# Task prompt:
Your task is to output the listing word for word, with pictures excluded.

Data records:

++++++++++

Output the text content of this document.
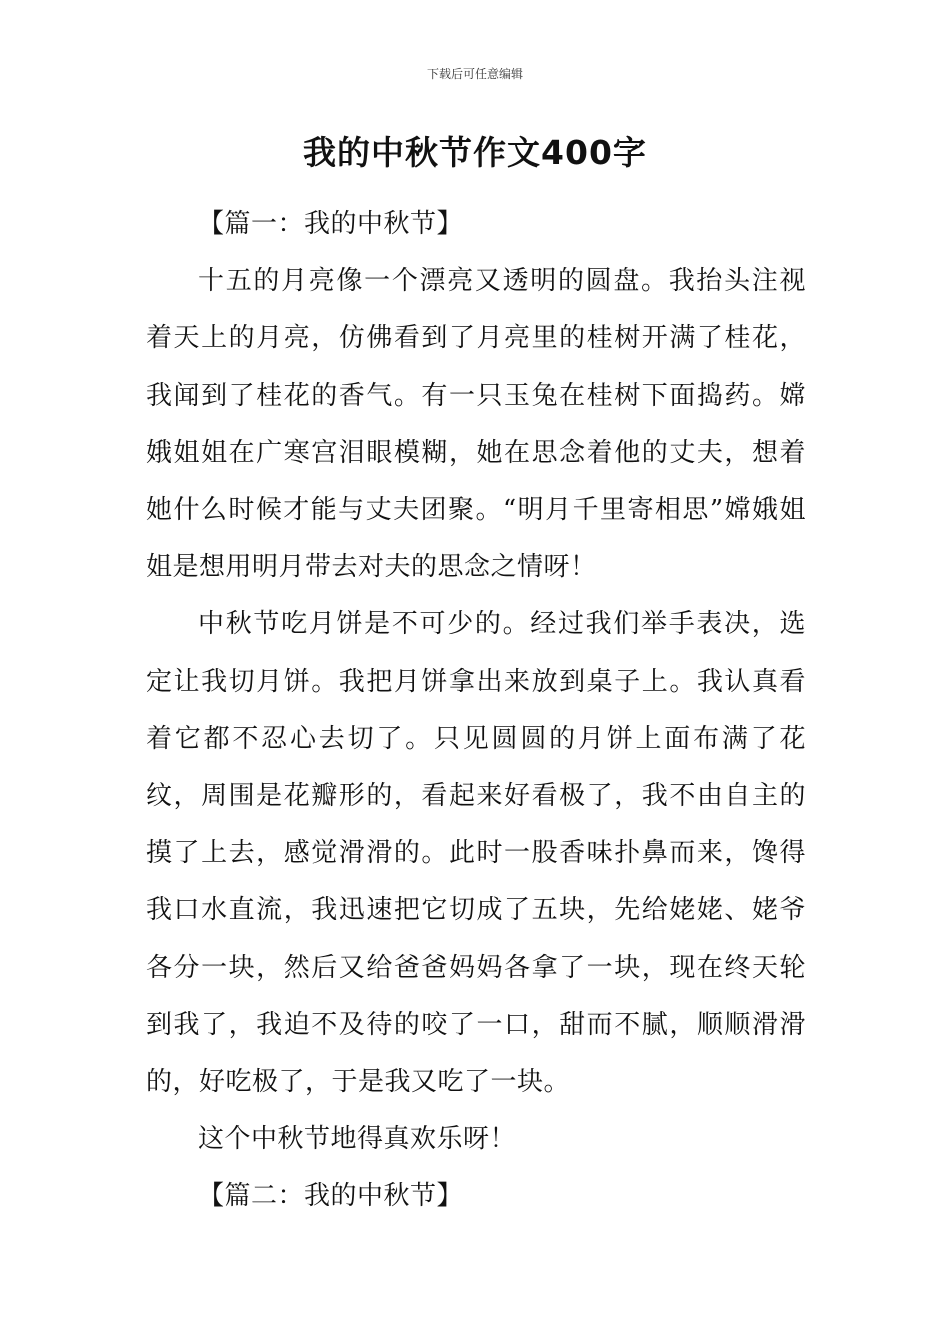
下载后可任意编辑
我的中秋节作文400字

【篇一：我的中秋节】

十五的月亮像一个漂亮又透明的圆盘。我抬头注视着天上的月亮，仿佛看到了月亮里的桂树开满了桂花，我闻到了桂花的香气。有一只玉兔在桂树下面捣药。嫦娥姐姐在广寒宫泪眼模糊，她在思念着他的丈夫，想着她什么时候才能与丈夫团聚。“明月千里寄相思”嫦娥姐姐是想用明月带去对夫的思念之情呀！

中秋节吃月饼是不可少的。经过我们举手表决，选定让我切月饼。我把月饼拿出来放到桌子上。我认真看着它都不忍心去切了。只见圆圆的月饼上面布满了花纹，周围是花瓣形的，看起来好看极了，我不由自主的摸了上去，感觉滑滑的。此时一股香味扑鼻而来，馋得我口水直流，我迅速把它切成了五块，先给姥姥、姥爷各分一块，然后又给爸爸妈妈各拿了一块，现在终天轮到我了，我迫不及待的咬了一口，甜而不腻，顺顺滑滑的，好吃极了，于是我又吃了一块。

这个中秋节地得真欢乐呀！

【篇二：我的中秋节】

++++++++++

# In response:
Output the text content of this document.
下载后可任意编辑
我的中秋节作文400字

【篇一：我的中秋节】

十五的月亮像一个漂亮又透明的圆盘。我抬头注视着天上的月亮，仿佛看到了月亮里的桂树开满了桂花，我闻到了桂花的香气。有一只玉兔在桂树下面捣药。嫦娥姐姐在广寒宫泪眼模糊，她在思念着他的丈夫，想着她什么时候才能与丈夫团聚。“明月千里寄相思”嫦娥姐姐是想用明月带去对夫的思念之情呀！

中秋节吃月饼是不可少的。经过我们举手表决，选定让我切月饼。我把月饼拿出来放到桌子上。我认真看着它都不忍心去切了。只见圆圆的月饼上面布满了花纹，周围是花瓣形的，看起来好看极了，我不由自主的摸了上去，感觉滑滑的。此时一股香味扑鼻而来，馋得我口水直流，我迅速把它切成了五块，先给姥姥、姥爷各分一块，然后又给爸爸妈妈各拿了一块，现在终天轮到我了，我迫不及待的咬了一口，甜而不腻，顺顺滑滑的，好吃极了，于是我又吃了一块。

这个中秋节地得真欢乐呀！

【篇二：我的中秋节】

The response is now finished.